EXERCISE OBJECTIVE: Repeat the entire listing exactly as written.

>> Begin SUPPLIED MATERIAL

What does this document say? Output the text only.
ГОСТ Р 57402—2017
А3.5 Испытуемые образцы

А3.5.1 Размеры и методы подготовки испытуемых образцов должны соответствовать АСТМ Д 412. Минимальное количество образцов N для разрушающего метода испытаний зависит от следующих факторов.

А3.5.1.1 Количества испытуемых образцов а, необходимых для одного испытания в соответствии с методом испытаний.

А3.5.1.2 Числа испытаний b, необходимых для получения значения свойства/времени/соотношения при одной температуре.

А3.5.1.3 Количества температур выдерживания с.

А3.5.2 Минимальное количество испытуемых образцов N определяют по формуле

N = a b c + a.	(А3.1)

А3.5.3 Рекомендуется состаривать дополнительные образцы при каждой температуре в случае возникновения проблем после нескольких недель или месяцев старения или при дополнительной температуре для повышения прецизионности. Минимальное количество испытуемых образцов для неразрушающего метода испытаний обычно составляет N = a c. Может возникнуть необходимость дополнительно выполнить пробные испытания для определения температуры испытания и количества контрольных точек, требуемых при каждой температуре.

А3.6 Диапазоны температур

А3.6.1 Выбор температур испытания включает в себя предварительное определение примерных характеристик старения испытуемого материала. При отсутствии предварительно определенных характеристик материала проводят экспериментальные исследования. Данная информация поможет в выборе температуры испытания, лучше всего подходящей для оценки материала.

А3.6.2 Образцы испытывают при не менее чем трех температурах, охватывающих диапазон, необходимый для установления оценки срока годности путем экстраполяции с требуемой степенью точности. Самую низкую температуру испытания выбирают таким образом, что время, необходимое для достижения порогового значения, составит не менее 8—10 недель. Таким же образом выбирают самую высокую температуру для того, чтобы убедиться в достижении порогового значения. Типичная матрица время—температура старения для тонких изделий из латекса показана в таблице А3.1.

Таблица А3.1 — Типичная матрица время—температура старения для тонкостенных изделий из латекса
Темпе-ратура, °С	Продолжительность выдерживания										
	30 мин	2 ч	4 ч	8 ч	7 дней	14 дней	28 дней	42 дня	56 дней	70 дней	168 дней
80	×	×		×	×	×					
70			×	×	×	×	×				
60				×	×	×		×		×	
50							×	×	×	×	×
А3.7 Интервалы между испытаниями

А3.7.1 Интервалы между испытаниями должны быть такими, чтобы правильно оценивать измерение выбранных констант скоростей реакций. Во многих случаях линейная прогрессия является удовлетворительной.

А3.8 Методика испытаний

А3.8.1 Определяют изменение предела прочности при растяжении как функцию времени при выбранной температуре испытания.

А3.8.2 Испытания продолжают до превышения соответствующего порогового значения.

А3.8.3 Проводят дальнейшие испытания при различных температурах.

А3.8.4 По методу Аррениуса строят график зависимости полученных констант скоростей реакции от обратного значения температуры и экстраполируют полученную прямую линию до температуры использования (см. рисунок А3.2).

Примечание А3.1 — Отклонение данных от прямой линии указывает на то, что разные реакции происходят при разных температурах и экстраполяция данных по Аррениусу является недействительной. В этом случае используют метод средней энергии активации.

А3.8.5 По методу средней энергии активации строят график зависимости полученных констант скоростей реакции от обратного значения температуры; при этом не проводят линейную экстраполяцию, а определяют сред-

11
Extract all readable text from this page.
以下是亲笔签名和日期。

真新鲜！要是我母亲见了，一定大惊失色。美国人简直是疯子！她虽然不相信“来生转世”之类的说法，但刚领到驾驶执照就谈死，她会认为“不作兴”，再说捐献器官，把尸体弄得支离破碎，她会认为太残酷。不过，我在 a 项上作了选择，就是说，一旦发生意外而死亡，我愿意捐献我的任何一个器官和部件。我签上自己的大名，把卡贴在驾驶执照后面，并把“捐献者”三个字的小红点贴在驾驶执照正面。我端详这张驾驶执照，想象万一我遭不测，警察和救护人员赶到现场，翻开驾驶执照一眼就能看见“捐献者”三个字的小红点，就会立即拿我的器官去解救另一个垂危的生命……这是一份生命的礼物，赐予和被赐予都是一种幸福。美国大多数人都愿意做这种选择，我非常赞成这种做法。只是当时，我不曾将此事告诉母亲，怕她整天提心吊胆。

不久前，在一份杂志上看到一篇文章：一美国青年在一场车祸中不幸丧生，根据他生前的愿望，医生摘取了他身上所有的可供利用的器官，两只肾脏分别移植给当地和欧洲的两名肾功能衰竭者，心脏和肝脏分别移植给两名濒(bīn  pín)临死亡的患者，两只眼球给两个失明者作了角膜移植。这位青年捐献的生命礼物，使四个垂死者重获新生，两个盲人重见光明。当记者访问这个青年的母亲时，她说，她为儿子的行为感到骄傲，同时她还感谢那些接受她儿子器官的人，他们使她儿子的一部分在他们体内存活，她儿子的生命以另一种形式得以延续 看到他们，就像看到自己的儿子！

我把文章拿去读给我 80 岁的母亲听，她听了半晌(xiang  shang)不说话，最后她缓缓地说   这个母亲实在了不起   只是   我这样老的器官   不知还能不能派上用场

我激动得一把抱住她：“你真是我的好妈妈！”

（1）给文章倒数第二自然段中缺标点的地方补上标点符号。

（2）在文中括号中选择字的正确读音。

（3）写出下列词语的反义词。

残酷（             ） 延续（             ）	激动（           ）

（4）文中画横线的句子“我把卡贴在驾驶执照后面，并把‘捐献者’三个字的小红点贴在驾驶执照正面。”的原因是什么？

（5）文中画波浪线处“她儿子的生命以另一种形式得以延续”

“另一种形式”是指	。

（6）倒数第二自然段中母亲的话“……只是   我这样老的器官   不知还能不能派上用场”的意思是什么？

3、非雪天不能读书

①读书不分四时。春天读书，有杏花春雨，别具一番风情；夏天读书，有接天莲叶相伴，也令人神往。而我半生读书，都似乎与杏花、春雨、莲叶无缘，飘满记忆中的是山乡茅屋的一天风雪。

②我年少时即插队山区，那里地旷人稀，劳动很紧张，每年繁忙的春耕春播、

>> End SUPPLIED MATERIAL

RESPONSE:
What does this document say? Output the text only.
ГОСТ Р 57402—2017
А3.5 Испытуемые образцы

А3.5.1 Размеры и методы подготовки испытуемых образцов должны соответствовать АСТМ Д 412. Минимальное количество образцов N для разрушающего метода испытаний зависит от следующих факторов.

А3.5.1.1 Количества испытуемых образцов а, необходимых для одного испытания в соответствии с методом испытаний.

А3.5.1.2 Числа испытаний b, необходимых для получения значения свойства/времени/соотношения при одной температуре.

А3.5.1.3 Количества температур выдерживания с.

А3.5.2 Минимальное количество испытуемых образцов N определяют по формуле

N = a b c + a.	(А3.1)

А3.5.3 Рекомендуется состаривать дополнительные образцы при каждой температуре в случае возникновения проблем после нескольких недель или месяцев старения или при дополнительной температуре для повышения прецизионности. Минимальное количество испытуемых образцов для неразрушающего метода испытаний обычно составляет N = a c. Может возникнуть необходимость дополнительно выполнить пробные испытания для определения температуры испытания и количества контрольных точек, требуемых при каждой температуре.

А3.6 Диапазоны температур

А3.6.1 Выбор температур испытания включает в себя предварительное определение примерных характеристик старения испытуемого материала. При отсутствии предварительно определенных характеристик материала проводят экспериментальные исследования. Данная информация поможет в выборе температуры испытания, лучше всего подходящей для оценки материала.

А3.6.2 Образцы испытывают при не менее чем трех температурах, охватывающих диапазон, необходимый для установления оценки срока годности путем экстраполяции с требуемой степенью точности. Самую низкую температуру испытания выбирают таким образом, что время, необходимое для достижения порогового значения, составит не менее 8—10 недель. Таким же образом выбирают самую высокую температуру для того, чтобы убедиться в достижении порогового значения. Типичная матрица время—температура старения для тонких изделий из латекса показана в таблице А3.1.

Таблица А3.1 — Типичная матрица время—температура старения для тонкостенных изделий из латекса
Темпе-ратура, °С	Продолжительность выдерживания										
	30 мин	2 ч	4 ч	8 ч	7 дней	14 дней	28 дней	42 дня	56 дней	70 дней	168 дней
80	×	×		×	×	×					
70			×	×	×	×	×				
60				×	×	×		×		×	
50							×	×	×	×	×
А3.7 Интервалы между испытаниями

А3.7.1 Интервалы между испытаниями должны быть такими, чтобы правильно оценивать измерение выбранных констант скоростей реакций. Во многих случаях линейная прогрессия является удовлетворительной.

А3.8 Методика испытаний

А3.8.1 Определяют изменение предела прочности при растяжении как функцию времени при выбранной температуре испытания.

А3.8.2 Испытания продолжают до превышения соответствующего порогового значения.

А3.8.3 Проводят дальнейшие испытания при различных температурах.

А3.8.4 По методу Аррениуса строят график зависимости полученных констант скоростей реакции от обратного значения температуры и экстраполируют полученную прямую линию до температуры использования (см. рисунок А3.2).

Примечание А3.1 — Отклонение данных от прямой линии указывает на то, что разные реакции происходят при разных температурах и экстраполяция данных по Аррениусу является недействительной. В этом случае используют метод средней энергии активации.

А3.8.5 По методу средней энергии активации строят график зависимости полученных констант скоростей реакции от обратного значения температуры; при этом не проводят линейную экстраполяцию, а определяют сред-

11
Extract all readable text from this page.
以下是亲笔签名和日期。

真新鲜！要是我母亲见了，一定大惊失色。美国人简直是疯子！她虽然不相信“来生转世”之类的说法，但刚领到驾驶执照就谈死，她会认为“不作兴”，再说捐献器官，把尸体弄得支离破碎，她会认为太残酷。不过，我在 a 项上作了选择，就是说，一旦发生意外而死亡，我愿意捐献我的任何一个器官和部件。我签上自己的大名，把卡贴在驾驶执照后面，并把“捐献者”三个字的小红点贴在驾驶执照正面。我端详这张驾驶执照，想象万一我遭不测，警察和救护人员赶到现场，翻开驾驶执照一眼就能看见“捐献者”三个字的小红点，就会立即拿我的器官去解救另一个垂危的生命……这是一份生命的礼物，赐予和被赐予都是一种幸福。美国大多数人都愿意做这种选择，我非常赞成这种做法。只是当时，我不曾将此事告诉母亲，怕她整天提心吊胆。

不久前，在一份杂志上看到一篇文章：一美国青年在一场车祸中不幸丧生，根据他生前的愿望，医生摘取了他身上所有的可供利用的器官，两只肾脏分别移植给当地和欧洲的两名肾功能衰竭者，心脏和肝脏分别移植给两名濒(bīn  pín)临死亡的患者，两只眼球给两个失明者作了角膜移植。这位青年捐献的生命礼物，使四个垂死者重获新生，两个盲人重见光明。当记者访问这个青年的母亲时，她说，她为儿子的行为感到骄傲，同时她还感谢那些接受她儿子器官的人，他们使她儿子的一部分在他们体内存活，她儿子的生命以另一种形式得以延续 看到他们，就像看到自己的儿子！

我把文章拿去读给我 80 岁的母亲听，她听了半晌(xiang  shang)不说话，最后她缓缓地说   这个母亲实在了不起   只是   我这样老的器官   不知还能不能派上用场

我激动得一把抱住她：“你真是我的好妈妈！”

（1）给文章倒数第二自然段中缺标点的地方补上标点符号。

（2）在文中括号中选择字的正确读音。

（3）写出下列词语的反义词。

残酷（             ） 延续（             ）	激动（           ）

（4）文中画横线的句子“我把卡贴在驾驶执照后面，并把‘捐献者’三个字的小红点贴在驾驶执照正面。”的原因是什么？

（5）文中画波浪线处“她儿子的生命以另一种形式得以延续”

“另一种形式”是指	。

（6）倒数第二自然段中母亲的话“……只是   我这样老的器官   不知还能不能派上用场”的意思是什么？

3、非雪天不能读书

①读书不分四时。春天读书，有杏花春雨，别具一番风情；夏天读书，有接天莲叶相伴，也令人神往。而我半生读书，都似乎与杏花、春雨、莲叶无缘，飘满记忆中的是山乡茅屋的一天风雪。

②我年少时即插队山区，那里地旷人稀，劳动很紧张，每年繁忙的春耕春播、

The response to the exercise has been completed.